- _What is being asked_
Go through the records and copy each line where the word "Eletrônicos" occurs.

>>>

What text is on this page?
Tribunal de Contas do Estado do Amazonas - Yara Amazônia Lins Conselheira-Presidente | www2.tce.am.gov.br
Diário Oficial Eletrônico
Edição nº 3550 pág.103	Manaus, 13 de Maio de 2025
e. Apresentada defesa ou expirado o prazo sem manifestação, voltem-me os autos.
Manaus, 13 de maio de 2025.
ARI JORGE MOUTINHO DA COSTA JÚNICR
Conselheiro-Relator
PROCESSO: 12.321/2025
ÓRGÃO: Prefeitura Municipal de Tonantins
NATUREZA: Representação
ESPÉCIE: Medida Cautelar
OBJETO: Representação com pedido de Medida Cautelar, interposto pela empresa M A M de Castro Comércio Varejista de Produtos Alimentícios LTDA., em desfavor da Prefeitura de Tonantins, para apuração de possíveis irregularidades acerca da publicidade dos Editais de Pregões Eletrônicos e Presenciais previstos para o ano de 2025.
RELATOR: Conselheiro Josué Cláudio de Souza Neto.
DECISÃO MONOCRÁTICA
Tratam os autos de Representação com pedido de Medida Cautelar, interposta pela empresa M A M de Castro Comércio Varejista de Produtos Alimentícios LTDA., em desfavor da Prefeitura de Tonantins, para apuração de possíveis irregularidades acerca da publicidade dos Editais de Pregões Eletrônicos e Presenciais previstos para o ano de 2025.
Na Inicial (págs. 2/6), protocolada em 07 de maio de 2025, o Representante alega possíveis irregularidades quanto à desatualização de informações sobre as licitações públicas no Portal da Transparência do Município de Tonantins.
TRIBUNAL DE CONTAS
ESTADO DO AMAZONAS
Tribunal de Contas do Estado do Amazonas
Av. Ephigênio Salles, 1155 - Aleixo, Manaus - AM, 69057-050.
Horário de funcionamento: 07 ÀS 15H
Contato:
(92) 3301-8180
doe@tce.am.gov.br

<<<

- _Response to this task_
OBJETO: Representação com pedido de Medida Cautelar, interposto pela empresa M A M de Castro Comércio Varejista de Produtos Alimentícios LTDA., em desfavor da Prefeitura de Tonantins, para apuração de possíveis irregularidades acerca da publicidade dos Editais de Pregões Eletrônicos e Presenciais previstos para o ano de 2025.
Tratam os autos de Representação com pedido de Medida Cautelar, interposta pela empresa M A M de Castro Comércio Varejista de Produtos Alimentícios LTDA., em desfavor da Prefeitura de Tonantins, para apuração de possíveis irregularidades acerca da publicidade dos Editais de Pregões Eletrônicos e Presenciais previstos para o ano de 2025.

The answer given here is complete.